Return all the data below as it stands, minus the pictures.

→ Extracts from a graphics dataset
════════

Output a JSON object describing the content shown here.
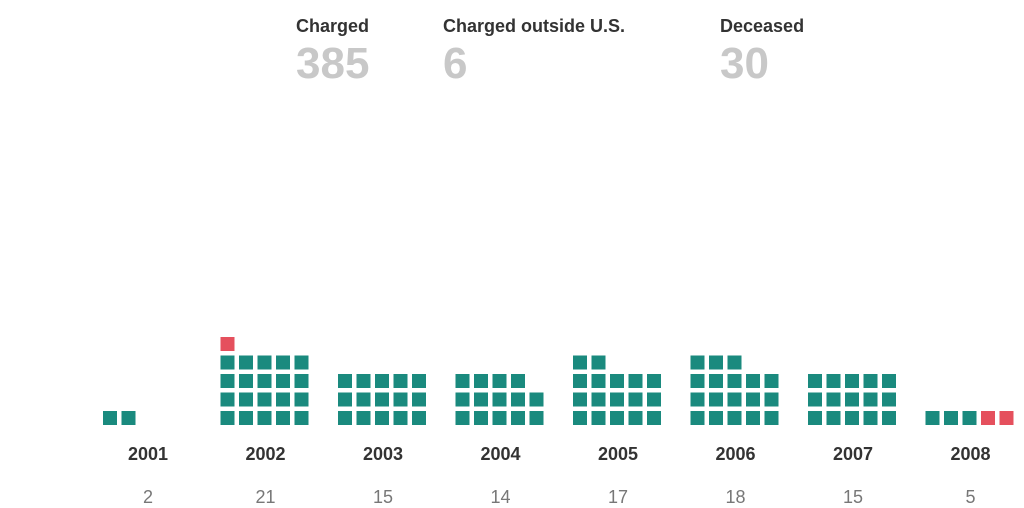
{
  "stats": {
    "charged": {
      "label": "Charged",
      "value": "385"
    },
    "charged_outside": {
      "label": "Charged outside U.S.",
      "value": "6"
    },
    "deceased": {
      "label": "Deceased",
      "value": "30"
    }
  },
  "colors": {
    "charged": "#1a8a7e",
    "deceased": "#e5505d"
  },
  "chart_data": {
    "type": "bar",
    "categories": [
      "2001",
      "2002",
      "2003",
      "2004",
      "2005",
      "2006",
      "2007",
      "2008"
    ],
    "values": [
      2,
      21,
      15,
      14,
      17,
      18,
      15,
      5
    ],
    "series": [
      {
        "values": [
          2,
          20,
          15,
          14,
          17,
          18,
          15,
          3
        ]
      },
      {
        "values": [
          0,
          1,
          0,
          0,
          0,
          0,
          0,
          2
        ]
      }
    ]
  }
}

════════

→ SOLUTION TO THE EXERCISE
Output a JSON object describing the content shown here.
{
  "stats": {
    "charged": {
      "label": "Charged",
      "value": "385"
    },
    "charged_outside": {
      "label": "Charged outside U.S.",
      "value": "6"
    },
    "deceased": {
      "label": "Deceased",
      "value": "30"
    }
  },
  "colors": {
    "charged": "#1a8a7e",
    "deceased": "#e5505d"
  },
  "chart_data": {
    "type": "bar",
    "categories": [
      "2001",
      "2002",
      "2003",
      "2004",
      "2005",
      "2006",
      "2007",
      "2008"
    ],
    "values": [
      2,
      21,
      15,
      14,
      17,
      18,
      15,
      5
    ],
    "series": [
      {
        "values": [
          2,
          20,
          15,
          14,
          17,
          18,
          15,
          3
        ]
      },
      {
        "values": [
          0,
          1,
          0,
          0,
          0,
          0,
          0,
          2
        ]
      }
    ]
  }
}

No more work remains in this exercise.